Every line holding the string "GetCohort" should be gathered.

· · · · · · ·

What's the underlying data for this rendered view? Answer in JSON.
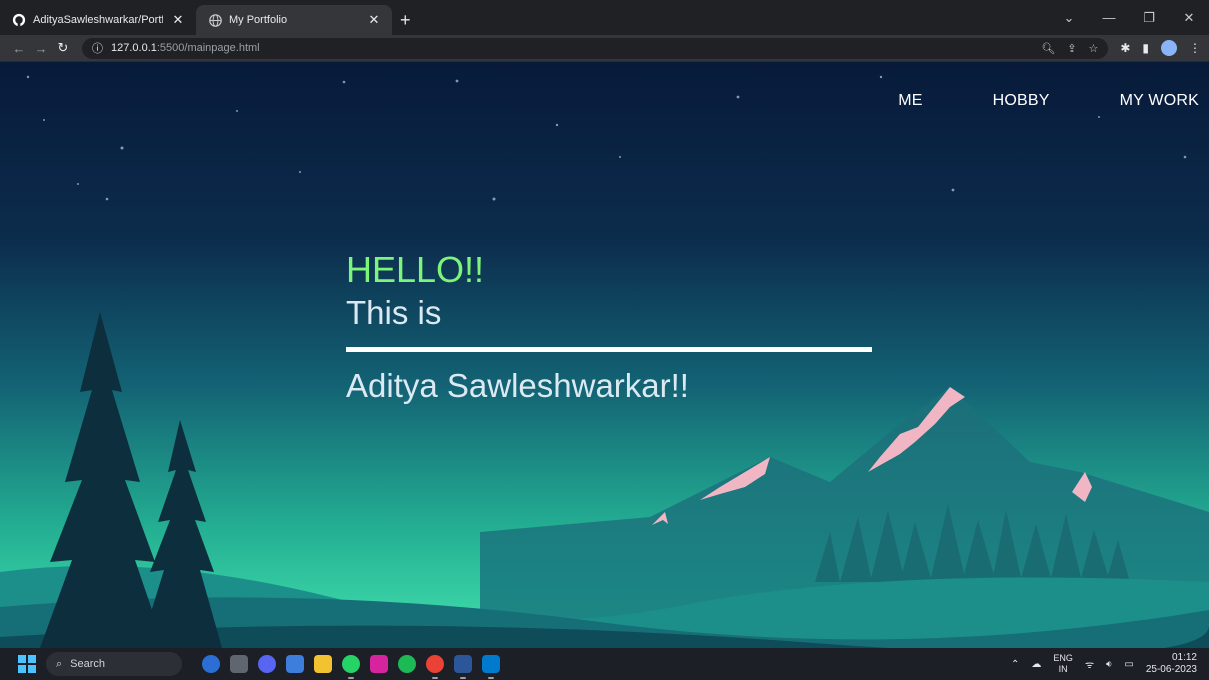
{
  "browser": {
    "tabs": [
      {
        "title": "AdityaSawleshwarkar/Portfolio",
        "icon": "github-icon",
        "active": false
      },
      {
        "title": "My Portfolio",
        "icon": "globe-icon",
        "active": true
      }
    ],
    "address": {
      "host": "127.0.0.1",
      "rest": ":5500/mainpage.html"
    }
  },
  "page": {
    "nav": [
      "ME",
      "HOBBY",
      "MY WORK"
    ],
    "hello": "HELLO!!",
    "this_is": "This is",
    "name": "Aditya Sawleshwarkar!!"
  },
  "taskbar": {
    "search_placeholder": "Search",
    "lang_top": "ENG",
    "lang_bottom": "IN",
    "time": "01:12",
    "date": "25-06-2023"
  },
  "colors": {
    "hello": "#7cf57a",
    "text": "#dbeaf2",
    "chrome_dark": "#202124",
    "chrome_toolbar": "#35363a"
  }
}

· · · · · · ·

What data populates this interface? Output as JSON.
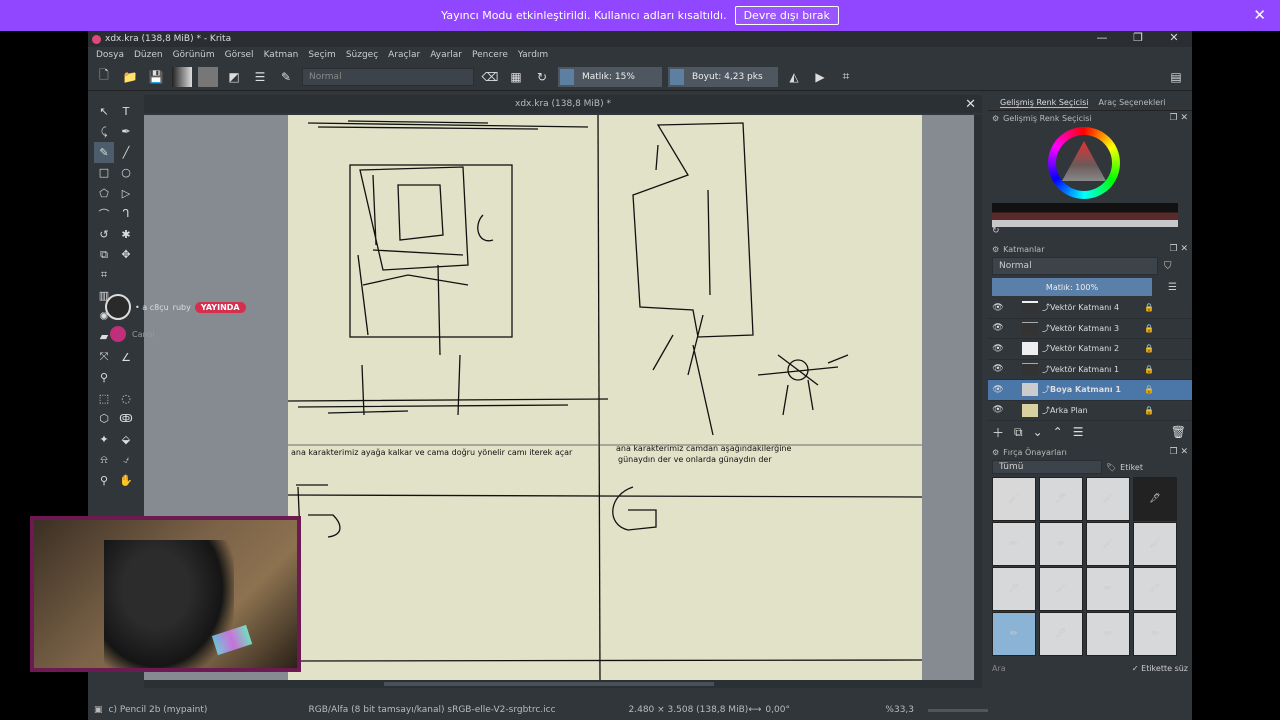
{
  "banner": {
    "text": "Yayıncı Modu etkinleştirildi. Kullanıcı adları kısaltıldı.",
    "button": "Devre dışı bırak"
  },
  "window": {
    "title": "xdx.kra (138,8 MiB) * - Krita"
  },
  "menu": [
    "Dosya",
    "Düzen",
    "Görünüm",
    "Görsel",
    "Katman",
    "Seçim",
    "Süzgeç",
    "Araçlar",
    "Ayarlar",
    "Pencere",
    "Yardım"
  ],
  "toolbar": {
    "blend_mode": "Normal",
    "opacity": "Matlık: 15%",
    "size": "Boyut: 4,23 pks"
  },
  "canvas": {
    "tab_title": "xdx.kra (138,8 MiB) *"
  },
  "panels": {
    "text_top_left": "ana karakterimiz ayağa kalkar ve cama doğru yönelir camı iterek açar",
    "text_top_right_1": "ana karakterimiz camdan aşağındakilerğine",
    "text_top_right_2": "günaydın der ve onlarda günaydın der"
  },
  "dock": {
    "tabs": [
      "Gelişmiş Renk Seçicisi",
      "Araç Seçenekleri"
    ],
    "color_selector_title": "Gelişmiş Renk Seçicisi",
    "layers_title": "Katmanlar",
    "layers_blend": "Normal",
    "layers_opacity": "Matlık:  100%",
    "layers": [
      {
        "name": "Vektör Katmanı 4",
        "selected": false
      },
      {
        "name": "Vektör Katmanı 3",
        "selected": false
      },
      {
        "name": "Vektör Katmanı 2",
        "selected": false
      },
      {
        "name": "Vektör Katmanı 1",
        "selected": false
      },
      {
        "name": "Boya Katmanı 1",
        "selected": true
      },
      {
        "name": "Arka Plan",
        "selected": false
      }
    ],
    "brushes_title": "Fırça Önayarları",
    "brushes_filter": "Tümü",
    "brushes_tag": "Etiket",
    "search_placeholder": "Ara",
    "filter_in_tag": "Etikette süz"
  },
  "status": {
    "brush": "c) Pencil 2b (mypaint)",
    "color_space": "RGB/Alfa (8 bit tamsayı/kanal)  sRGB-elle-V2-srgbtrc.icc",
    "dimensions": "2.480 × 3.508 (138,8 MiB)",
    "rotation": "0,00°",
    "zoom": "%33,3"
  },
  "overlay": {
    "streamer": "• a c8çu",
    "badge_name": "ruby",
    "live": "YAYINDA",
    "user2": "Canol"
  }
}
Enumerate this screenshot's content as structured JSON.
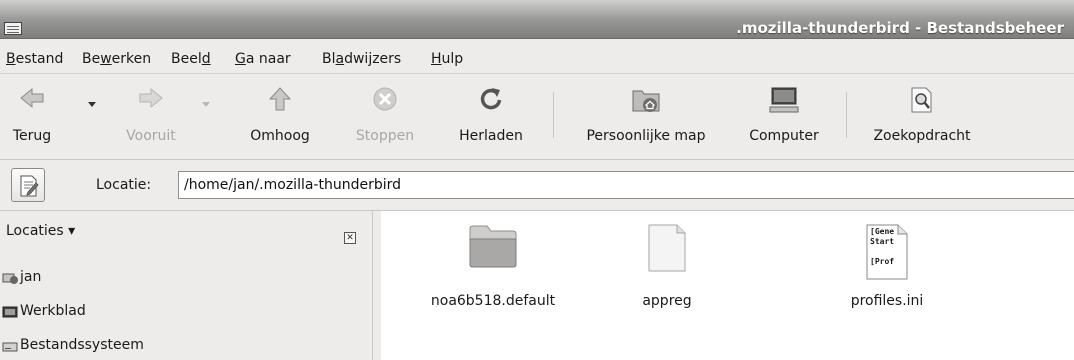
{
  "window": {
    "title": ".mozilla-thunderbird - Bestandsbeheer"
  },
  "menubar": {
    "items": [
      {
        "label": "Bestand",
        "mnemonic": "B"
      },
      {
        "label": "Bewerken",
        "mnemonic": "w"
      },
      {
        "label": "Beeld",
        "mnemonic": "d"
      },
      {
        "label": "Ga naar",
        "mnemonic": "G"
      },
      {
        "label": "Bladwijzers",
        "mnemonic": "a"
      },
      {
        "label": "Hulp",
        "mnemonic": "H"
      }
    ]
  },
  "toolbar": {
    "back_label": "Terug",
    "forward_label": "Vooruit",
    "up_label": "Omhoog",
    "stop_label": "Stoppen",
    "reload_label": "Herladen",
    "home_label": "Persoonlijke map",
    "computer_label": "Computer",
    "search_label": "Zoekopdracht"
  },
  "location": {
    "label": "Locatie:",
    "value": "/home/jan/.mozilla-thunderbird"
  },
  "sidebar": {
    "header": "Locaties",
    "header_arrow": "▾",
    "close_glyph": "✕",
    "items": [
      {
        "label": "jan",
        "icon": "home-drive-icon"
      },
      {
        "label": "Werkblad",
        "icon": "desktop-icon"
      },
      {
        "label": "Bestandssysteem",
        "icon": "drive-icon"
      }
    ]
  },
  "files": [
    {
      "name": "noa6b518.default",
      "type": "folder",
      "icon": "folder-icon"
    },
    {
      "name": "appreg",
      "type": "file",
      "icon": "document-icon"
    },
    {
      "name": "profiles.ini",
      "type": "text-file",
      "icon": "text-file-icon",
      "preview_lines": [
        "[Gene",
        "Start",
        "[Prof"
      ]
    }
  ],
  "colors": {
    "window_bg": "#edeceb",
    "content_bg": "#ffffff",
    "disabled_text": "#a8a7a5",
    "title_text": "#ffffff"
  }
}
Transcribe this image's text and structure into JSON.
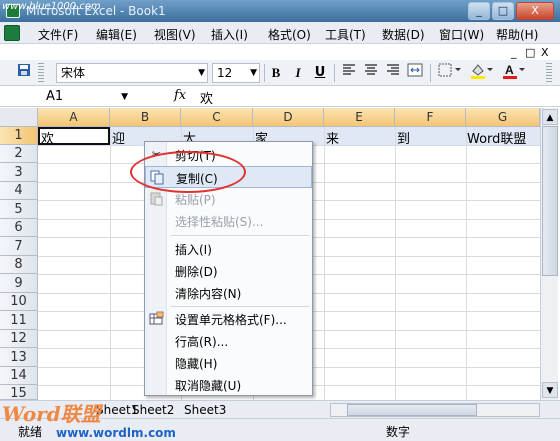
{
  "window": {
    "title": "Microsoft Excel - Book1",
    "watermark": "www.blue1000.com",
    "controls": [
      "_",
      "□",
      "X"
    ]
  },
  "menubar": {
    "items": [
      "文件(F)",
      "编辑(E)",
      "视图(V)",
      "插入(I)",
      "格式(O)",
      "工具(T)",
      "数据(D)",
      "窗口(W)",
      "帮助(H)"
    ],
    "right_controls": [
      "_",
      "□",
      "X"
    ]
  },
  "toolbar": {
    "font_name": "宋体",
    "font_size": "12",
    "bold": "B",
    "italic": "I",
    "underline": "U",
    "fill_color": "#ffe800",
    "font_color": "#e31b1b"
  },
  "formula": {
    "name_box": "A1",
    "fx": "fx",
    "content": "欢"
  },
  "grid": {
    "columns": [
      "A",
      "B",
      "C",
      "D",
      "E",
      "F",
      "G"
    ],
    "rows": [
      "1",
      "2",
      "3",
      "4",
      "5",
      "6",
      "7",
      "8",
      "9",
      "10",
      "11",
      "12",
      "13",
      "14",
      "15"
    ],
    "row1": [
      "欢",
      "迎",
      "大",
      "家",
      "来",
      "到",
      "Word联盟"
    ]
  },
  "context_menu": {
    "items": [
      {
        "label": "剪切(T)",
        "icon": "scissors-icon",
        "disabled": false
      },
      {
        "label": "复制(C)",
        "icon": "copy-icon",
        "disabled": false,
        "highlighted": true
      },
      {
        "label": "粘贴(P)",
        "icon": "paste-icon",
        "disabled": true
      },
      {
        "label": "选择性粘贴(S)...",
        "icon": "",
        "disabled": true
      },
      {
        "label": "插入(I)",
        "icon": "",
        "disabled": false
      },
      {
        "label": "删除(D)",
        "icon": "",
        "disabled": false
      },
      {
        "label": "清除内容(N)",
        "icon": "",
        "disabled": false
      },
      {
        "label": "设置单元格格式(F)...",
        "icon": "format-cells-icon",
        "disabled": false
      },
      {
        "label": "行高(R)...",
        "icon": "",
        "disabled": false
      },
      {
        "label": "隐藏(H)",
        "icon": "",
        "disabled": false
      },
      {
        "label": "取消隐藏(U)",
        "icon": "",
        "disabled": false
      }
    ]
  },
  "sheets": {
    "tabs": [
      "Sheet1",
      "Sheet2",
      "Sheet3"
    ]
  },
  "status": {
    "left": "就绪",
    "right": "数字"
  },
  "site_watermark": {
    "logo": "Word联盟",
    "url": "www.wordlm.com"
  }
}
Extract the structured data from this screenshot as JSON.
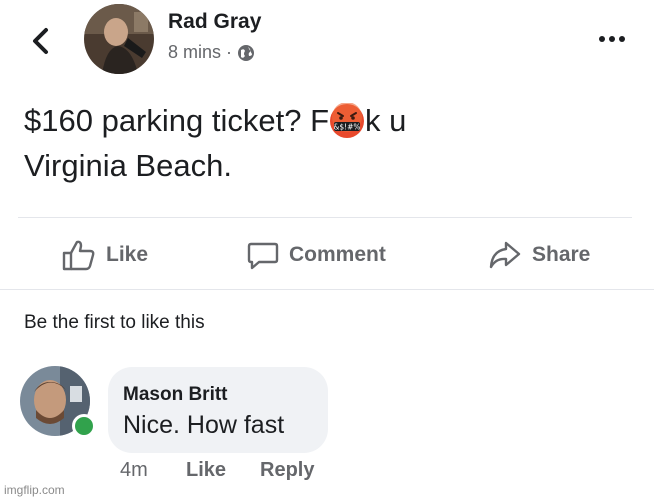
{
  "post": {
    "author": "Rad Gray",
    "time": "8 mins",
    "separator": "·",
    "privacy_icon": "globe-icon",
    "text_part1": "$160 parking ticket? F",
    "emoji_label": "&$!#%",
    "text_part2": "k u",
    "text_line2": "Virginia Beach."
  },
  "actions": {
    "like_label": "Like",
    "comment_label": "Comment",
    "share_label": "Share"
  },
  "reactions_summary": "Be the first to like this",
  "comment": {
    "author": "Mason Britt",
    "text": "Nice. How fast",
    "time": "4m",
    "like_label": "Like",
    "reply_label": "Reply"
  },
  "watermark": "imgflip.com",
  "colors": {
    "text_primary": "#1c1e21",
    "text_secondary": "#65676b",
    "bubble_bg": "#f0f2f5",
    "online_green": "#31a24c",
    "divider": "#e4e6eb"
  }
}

· · · · · · ·

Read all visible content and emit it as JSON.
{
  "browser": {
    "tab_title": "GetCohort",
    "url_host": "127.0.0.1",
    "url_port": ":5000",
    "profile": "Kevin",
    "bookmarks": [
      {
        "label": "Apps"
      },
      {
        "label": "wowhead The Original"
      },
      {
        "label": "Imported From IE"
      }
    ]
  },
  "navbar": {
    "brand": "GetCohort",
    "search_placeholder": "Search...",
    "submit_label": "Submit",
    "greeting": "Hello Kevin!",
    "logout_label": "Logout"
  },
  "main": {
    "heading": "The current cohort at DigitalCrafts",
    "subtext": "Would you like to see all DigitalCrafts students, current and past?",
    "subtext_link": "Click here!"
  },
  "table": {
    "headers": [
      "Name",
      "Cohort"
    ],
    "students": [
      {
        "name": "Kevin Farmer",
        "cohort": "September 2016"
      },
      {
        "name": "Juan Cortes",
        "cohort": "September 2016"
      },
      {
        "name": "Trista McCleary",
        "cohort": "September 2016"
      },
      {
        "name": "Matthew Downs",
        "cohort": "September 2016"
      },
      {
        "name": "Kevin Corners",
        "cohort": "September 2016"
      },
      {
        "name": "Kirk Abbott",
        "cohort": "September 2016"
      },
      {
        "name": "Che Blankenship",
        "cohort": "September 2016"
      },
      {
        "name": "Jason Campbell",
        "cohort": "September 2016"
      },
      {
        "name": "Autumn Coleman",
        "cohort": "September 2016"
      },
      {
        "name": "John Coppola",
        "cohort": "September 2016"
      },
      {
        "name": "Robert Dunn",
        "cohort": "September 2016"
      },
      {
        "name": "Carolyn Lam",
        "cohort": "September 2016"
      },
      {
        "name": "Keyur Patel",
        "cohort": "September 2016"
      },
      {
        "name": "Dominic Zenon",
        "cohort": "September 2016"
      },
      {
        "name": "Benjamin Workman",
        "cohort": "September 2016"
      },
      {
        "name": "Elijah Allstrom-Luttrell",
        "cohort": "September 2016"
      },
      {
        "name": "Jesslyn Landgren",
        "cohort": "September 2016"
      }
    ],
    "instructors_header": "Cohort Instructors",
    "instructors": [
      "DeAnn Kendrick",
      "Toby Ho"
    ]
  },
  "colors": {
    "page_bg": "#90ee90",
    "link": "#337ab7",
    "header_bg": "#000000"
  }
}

· · · · · · ·

Expected answer -
    "tab_title": "GetCohort",
    "brand": "GetCohort",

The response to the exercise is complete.